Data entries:
+ + +

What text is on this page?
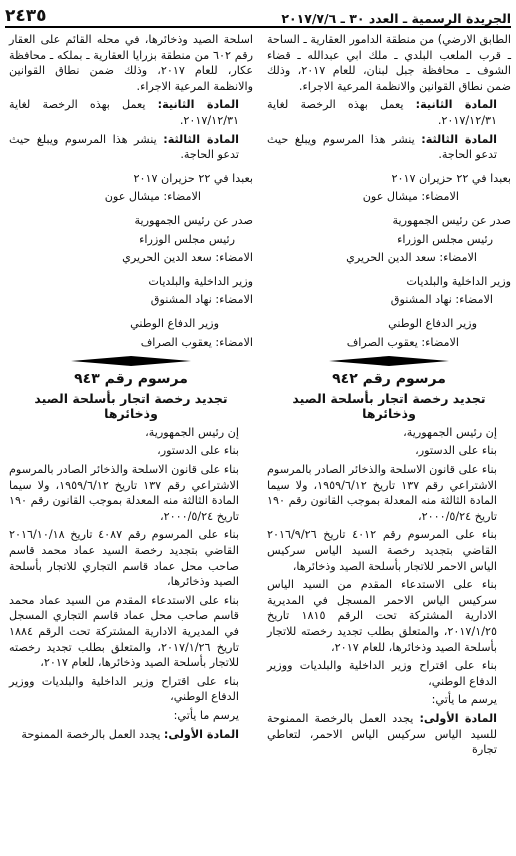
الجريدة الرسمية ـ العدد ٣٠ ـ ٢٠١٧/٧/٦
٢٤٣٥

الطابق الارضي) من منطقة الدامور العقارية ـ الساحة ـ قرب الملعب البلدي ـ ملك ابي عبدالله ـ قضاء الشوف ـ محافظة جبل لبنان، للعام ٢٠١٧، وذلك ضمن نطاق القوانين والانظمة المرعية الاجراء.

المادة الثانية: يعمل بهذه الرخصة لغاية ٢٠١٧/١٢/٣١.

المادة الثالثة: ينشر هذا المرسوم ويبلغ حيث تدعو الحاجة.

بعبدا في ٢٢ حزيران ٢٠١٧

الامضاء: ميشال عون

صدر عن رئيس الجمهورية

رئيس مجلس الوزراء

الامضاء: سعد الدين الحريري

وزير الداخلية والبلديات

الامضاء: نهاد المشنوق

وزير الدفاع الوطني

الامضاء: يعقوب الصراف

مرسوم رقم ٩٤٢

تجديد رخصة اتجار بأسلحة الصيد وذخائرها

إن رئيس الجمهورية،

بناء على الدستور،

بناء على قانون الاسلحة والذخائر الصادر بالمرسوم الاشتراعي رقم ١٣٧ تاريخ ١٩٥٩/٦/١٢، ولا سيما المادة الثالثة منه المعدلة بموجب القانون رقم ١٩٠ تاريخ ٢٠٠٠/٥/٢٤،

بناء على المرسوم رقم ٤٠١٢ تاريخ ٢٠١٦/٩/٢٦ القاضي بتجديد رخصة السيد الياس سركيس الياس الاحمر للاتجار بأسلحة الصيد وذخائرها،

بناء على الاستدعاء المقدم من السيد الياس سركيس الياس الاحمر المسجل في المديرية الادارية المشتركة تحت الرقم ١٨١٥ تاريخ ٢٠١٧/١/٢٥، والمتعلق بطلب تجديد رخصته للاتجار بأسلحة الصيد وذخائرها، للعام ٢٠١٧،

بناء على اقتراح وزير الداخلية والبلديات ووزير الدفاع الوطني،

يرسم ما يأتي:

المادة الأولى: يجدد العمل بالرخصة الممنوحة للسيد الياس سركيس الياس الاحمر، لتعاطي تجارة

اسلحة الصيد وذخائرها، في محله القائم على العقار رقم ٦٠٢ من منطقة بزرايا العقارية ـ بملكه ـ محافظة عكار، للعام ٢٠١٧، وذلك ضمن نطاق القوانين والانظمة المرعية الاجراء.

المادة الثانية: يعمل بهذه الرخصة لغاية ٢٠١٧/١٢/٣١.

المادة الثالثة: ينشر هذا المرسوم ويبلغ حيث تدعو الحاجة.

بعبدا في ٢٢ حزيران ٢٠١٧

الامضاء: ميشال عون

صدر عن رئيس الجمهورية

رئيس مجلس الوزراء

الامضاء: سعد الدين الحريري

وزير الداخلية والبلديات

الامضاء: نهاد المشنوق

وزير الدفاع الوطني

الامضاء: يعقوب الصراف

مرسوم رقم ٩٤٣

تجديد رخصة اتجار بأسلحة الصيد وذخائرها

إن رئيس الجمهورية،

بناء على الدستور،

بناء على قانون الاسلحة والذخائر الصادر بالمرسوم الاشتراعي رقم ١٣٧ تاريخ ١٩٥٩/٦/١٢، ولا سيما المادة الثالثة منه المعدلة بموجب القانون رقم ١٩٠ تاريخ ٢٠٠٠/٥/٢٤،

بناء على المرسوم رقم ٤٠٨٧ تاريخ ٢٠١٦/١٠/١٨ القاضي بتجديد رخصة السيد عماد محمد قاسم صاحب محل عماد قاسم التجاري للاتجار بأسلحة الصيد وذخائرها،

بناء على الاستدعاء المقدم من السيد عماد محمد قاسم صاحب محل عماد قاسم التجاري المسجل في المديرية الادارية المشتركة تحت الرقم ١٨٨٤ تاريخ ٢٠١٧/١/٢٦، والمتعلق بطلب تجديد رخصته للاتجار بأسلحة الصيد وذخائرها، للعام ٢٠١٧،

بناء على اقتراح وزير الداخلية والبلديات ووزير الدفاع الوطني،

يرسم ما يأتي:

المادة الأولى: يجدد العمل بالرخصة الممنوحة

+ + +

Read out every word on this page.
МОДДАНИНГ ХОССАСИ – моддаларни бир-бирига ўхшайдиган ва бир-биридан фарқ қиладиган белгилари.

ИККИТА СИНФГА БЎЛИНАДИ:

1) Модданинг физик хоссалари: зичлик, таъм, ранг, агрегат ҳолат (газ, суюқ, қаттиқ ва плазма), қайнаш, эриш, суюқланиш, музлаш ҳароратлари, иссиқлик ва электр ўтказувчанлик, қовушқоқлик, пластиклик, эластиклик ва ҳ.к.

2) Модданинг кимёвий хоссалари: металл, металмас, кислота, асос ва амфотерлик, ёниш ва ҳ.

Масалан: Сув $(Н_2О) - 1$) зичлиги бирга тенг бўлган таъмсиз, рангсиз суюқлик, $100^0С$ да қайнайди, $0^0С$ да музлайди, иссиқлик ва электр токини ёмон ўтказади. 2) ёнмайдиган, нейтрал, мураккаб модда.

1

+ + +

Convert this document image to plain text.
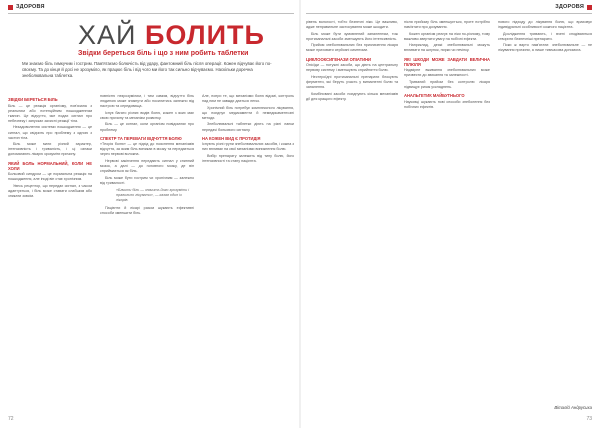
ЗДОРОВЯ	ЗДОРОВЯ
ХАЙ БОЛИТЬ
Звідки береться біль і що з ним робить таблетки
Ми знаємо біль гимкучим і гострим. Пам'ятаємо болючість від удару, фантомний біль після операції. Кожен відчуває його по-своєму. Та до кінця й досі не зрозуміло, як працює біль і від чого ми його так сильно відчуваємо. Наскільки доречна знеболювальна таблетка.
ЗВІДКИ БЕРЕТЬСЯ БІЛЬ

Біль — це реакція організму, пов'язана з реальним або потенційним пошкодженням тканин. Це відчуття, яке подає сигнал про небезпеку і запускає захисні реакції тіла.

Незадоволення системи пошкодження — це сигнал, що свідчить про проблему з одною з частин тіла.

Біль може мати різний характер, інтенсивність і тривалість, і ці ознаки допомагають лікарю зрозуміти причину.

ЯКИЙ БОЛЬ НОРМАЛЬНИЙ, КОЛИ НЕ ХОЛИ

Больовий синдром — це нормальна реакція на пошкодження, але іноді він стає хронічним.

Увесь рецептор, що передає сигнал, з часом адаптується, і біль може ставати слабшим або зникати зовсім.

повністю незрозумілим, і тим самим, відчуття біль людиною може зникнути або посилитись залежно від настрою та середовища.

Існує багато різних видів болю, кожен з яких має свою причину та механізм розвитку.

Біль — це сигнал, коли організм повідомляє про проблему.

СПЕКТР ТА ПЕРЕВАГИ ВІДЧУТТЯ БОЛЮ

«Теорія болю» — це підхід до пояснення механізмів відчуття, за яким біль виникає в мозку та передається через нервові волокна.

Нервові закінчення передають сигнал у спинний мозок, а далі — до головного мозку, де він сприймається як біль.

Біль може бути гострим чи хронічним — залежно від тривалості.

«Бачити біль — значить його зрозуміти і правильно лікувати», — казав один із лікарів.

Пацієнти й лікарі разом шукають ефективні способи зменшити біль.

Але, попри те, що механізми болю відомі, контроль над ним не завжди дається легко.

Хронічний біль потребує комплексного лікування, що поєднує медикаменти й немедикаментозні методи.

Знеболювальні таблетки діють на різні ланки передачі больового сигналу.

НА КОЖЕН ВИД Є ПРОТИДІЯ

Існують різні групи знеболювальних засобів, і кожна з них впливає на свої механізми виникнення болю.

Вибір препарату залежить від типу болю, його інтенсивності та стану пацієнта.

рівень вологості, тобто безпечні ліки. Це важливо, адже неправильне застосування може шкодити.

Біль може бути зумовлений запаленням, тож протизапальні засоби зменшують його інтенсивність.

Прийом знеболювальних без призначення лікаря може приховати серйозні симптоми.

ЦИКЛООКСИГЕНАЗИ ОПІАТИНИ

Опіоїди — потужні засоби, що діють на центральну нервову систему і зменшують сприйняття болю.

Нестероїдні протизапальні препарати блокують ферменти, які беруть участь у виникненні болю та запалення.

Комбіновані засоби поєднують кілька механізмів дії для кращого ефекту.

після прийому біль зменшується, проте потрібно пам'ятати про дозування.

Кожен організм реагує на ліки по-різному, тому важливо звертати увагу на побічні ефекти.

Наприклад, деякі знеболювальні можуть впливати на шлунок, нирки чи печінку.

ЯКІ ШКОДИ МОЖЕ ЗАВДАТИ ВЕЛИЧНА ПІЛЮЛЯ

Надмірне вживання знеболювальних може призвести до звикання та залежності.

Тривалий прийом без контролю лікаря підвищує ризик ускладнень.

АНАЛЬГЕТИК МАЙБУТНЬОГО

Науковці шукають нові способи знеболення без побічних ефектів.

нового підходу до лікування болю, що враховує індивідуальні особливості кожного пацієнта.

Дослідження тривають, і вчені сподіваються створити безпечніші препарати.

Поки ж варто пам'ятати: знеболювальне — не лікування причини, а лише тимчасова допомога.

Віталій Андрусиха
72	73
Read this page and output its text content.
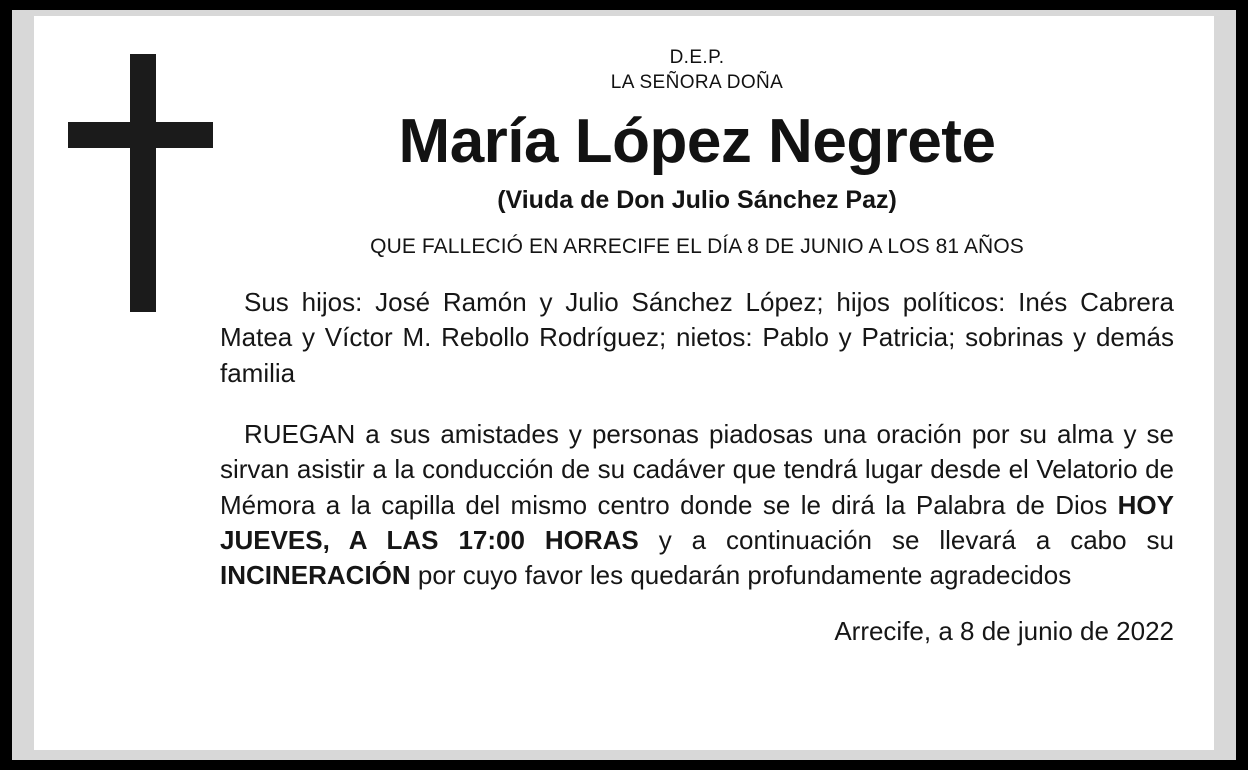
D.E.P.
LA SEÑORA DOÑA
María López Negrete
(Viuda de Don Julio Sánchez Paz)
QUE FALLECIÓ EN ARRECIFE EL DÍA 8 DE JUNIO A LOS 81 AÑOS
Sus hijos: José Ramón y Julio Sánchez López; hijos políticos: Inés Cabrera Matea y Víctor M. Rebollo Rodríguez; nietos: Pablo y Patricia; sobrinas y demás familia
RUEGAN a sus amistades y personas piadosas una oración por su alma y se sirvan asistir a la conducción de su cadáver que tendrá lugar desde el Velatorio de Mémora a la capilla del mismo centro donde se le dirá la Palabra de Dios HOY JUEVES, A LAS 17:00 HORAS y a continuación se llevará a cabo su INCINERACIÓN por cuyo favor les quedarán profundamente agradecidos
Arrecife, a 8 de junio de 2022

+ + +

◆ **Exercise details**:
Report all lines of the data that include the word "засоби".

◆ **Written answer**:
Біль може бути зумовлений запаленням, тож протизапальні засоби зменшують його інтенсивність.
Опіоїди — потужні засоби, що діють на центральну нервову систему і зменшують сприйняття болю.
Комбіновані засоби поєднують кілька механізмів дії для кращого ефекту.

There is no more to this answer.